>> START The data

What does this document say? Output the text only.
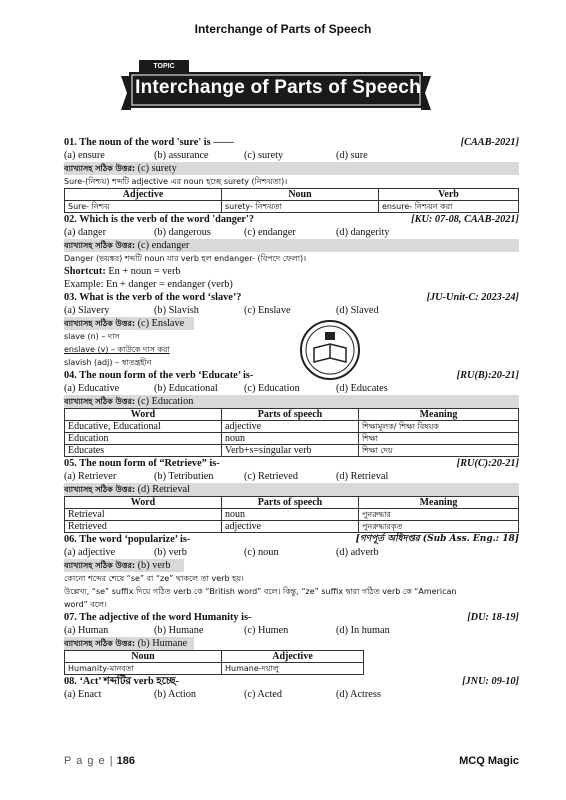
Interchange of Parts of Speech
TOPIC
Interchange of Parts of Speech
01. The noun of the word 'sure' is ——	[CAAB-2021]
(a) ensure	(b) assurance	(c) surety	(d) sure
ব্যাখ্যাসহ সঠিক উত্তর: (c) surety
Sure-(নিশ্চয়) শব্দটি adjective এর noun হচ্ছে surety (নিশ্চয়তা)।
Adjective	Noun	Verb
Sure- নিশ্চয়	surety- নিশ্চয়তা	ensure- নিশ্চয়ন করা
02. Which is the verb of the word 'danger'?	[KU: 07-08, CAAB-2021]
(a) danger	(b) dangerous	(c) endanger	(d) dangerity
ব্যাখ্যাসহ সঠিক উত্তর: (c) endanger
Danger (ভয়ঙ্কর) শব্দটি noun যার verb হল endanger- (বিপদে ফেলা)।
Shortcut: En + noun = verb
Example: En + danger = endanger (verb)
03. What is the verb of the word ‘slave’?	[JU-Unit-C: 2023-24]
(a) Slavery	(b) Slavish	(c) Enslave	(d) Slaved
ব্যাখ্যাসহ সঠিক উত্তর: (c) Enslave
slave (n) – দাস
enslave (v) – কাউকে দাস করা
slavish (adj) – স্বাতন্ত্রহীন
04. The noun form of the verb ‘Educate’ is-	[RU(B):20-21]
(a) Educative	(b) Educational	(c) Education	(d) Educates
ব্যাখ্যাসহ সঠিক উত্তর: (c) Education
Word	Parts of speech	Meaning
Educative, Educational	adjective	শিক্ষামূলক/ শিক্ষা বিষয়ক
Education	noun	শিক্ষা
Educates	Verb+s=singular verb	শিক্ষা দেয়
05. The noun form of “Retrieve” is-	[RU(C):20-21]
(a) Retriever	(b) Tetributien	(c) Retrieved	(d) Retrieval
ব্যাখ্যাসহ সঠিক উত্তর: (d) Retrieval
Word	Parts of speech	Meaning
Retrieval	noun	পুনরুদ্ধার
Retrieved	adjective	পুনরুদ্ধারকৃত
06. The word ‘popularize’ is-	[গণপূর্ত অধিদপ্তর (Sub Ass. Eng.: 18]
(a) adjective	(b) verb	(c) noun	(d) adverb
ব্যাখ্যাসহ সঠিক উত্তর: (b) verb
কোনো শব্দের শেষে “se” বা “ze” থাকলে তা verb হয়।
উল্লেখ্য, “se” suffix দিয়ে গঠিত verb কে “British word” বলে। কিন্তু, “ze” suffix দ্বারা গঠিত verb কে “American
word” বলে।
07. The adjective of the word Humanity is-	[DU: 18-19]
(a) Human	(b) Humane	(c) Humen	(d) In human
ব্যাখ্যাসহ সঠিক উত্তর: (b) Humane
Noun	Adjective
Humanity-মানবতা	Humane-দয়ালু
08. ‘Act’ শব্দটির verb হচ্ছে-	[JNU: 09-10]
(a) Enact	(b) Action	(c) Acted	(d) Actress
P a g e | 186	MCQ Magic
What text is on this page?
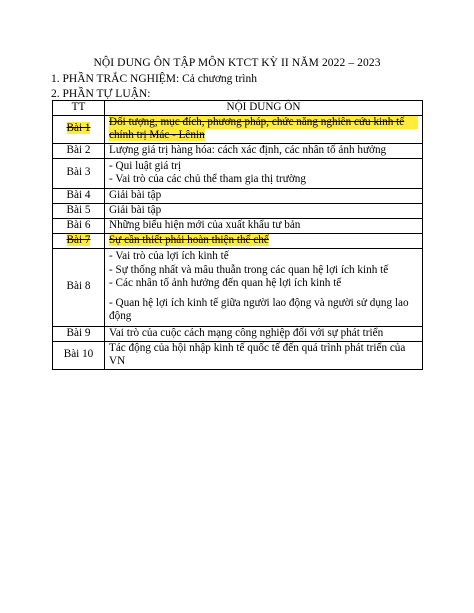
NỘI DUNG ÔN TẬP MÔN KTCT KỲ II NĂM 2022 – 2023
1. PHẦN TRẮC NGHIỆM: Cả chương trình
2. PHẦN TỰ LUẬN:
TT	NỘI DUNG ÔN
Bài 1	Đối tượng, mục đích, phương pháp, chức năng nghiên cứu kinh tế
chính trị Mác - Lênin

Bài 2	Lượng giá trị hàng hóa: cách xác định, các nhân tố ảnh hưởng
Bài 3	- Qui luật giá trị
- Vai trò của các chủ thể tham gia thị trường

Bài 4	Giải bài tập
Bài 5	Giải bài tập
Bài 6	Những biểu hiện mới của xuất khẩu tư bản
Bài 7	Sự cần thiết phải hoàn thiện thể chế
Bài 8	- Vai trò của lợi ích kinh tế
- Sự thống nhất và mâu thuẫn trong các quan hệ lợi ích kinh tế
- Các nhân tố ảnh hưởng đến quan hệ lợi ích kinh tế
- Quan hệ lợi ích kinh tế giữa người lao động và người sử dụng lao
động

Bài 9	Vai trò của cuộc cách mạng công nghiệp đối với sự phát triển
Bài 10	Tác động của hội nhập kinh tế quốc tế đến quá trình phát triển của VN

>> END The data

> **Given problem**:
Each line of the data should be quoted exactly, with pictures left out.

> **Output of the exercise**:
What does this document say? Output the text only.
Interchange of Parts of Speech
TOPIC
Interchange of Parts of Speech
01. The noun of the word 'sure' is ——	[CAAB-2021]
(a) ensure	(b) assurance	(c) surety	(d) sure
ব্যাখ্যাসহ সঠিক উত্তর: (c) surety
Sure-(নিশ্চয়) শব্দটি adjective এর noun হচ্ছে surety (নিশ্চয়তা)।
Adjective	Noun	Verb
Sure- নিশ্চয়	surety- নিশ্চয়তা	ensure- নিশ্চয়ন করা
02. Which is the verb of the word 'danger'?	[KU: 07-08, CAAB-2021]
(a) danger	(b) dangerous	(c) endanger	(d) dangerity
ব্যাখ্যাসহ সঠিক উত্তর: (c) endanger
Danger (ভয়ঙ্কর) শব্দটি noun যার verb হল endanger- (বিপদে ফেলা)।
Shortcut: En + noun = verb
Example: En + danger = endanger (verb)
03. What is the verb of the word ‘slave’?	[JU-Unit-C: 2023-24]
(a) Slavery	(b) Slavish	(c) Enslave	(d) Slaved
ব্যাখ্যাসহ সঠিক উত্তর: (c) Enslave
slave (n) – দাস
enslave (v) – কাউকে দাস করা
slavish (adj) – স্বাতন্ত্রহীন
04. The noun form of the verb ‘Educate’ is-	[RU(B):20-21]
(a) Educative	(b) Educational	(c) Education	(d) Educates
ব্যাখ্যাসহ সঠিক উত্তর: (c) Education
Word	Parts of speech	Meaning
Educative, Educational	adjective	শিক্ষামূলক/ শিক্ষা বিষয়ক
Education	noun	শিক্ষা
Educates	Verb+s=singular verb	শিক্ষা দেয়
05. The noun form of “Retrieve” is-	[RU(C):20-21]
(a) Retriever	(b) Tetributien	(c) Retrieved	(d) Retrieval
ব্যাখ্যাসহ সঠিক উত্তর: (d) Retrieval
Word	Parts of speech	Meaning
Retrieval	noun	পুনরুদ্ধার
Retrieved	adjective	পুনরুদ্ধারকৃত
06. The word ‘popularize’ is-	[গণপূর্ত অধিদপ্তর (Sub Ass. Eng.: 18]
(a) adjective	(b) verb	(c) noun	(d) adverb
ব্যাখ্যাসহ সঠিক উত্তর: (b) verb
কোনো শব্দের শেষে “se” বা “ze” থাকলে তা verb হয়।
উল্লেখ্য, “se” suffix দিয়ে গঠিত verb কে “British word” বলে। কিন্তু, “ze” suffix দ্বারা গঠিত verb কে “American
word” বলে।
07. The adjective of the word Humanity is-	[DU: 18-19]
(a) Human	(b) Humane	(c) Humen	(d) In human
ব্যাখ্যাসহ সঠিক উত্তর: (b) Humane
Noun	Adjective
Humanity-মানবতা	Humane-দয়ালু
08. ‘Act’ শব্দটির verb হচ্ছে-	[JNU: 09-10]
(a) Enact	(b) Action	(c) Acted	(d) Actress
P a g e | 186	MCQ Magic
What text is on this page?
NỘI DUNG ÔN TẬP MÔN KTCT KỲ II NĂM 2022 – 2023
1. PHẦN TRẮC NGHIỆM: Cả chương trình
2. PHẦN TỰ LUẬN:
TT	NỘI DUNG ÔN
Bài 1	Đối tượng, mục đích, phương pháp, chức năng nghiên cứu kinh tế
chính trị Mác - Lênin

Bài 2	Lượng giá trị hàng hóa: cách xác định, các nhân tố ảnh hưởng
Bài 3	- Qui luật giá trị
- Vai trò của các chủ thể tham gia thị trường

Bài 4	Giải bài tập
Bài 5	Giải bài tập
Bài 6	Những biểu hiện mới của xuất khẩu tư bản
Bài 7	Sự cần thiết phải hoàn thiện thể chế
Bài 8	- Vai trò của lợi ích kinh tế
- Sự thống nhất và mâu thuẫn trong các quan hệ lợi ích kinh tế
- Các nhân tố ảnh hưởng đến quan hệ lợi ích kinh tế
- Quan hệ lợi ích kinh tế giữa người lao động và người sử dụng lao
động

Bài 9	Vai trò của cuộc cách mạng công nghiệp đối với sự phát triển
Bài 10	Tác động của hội nhập kinh tế quốc tế đến quá trình phát triển của VN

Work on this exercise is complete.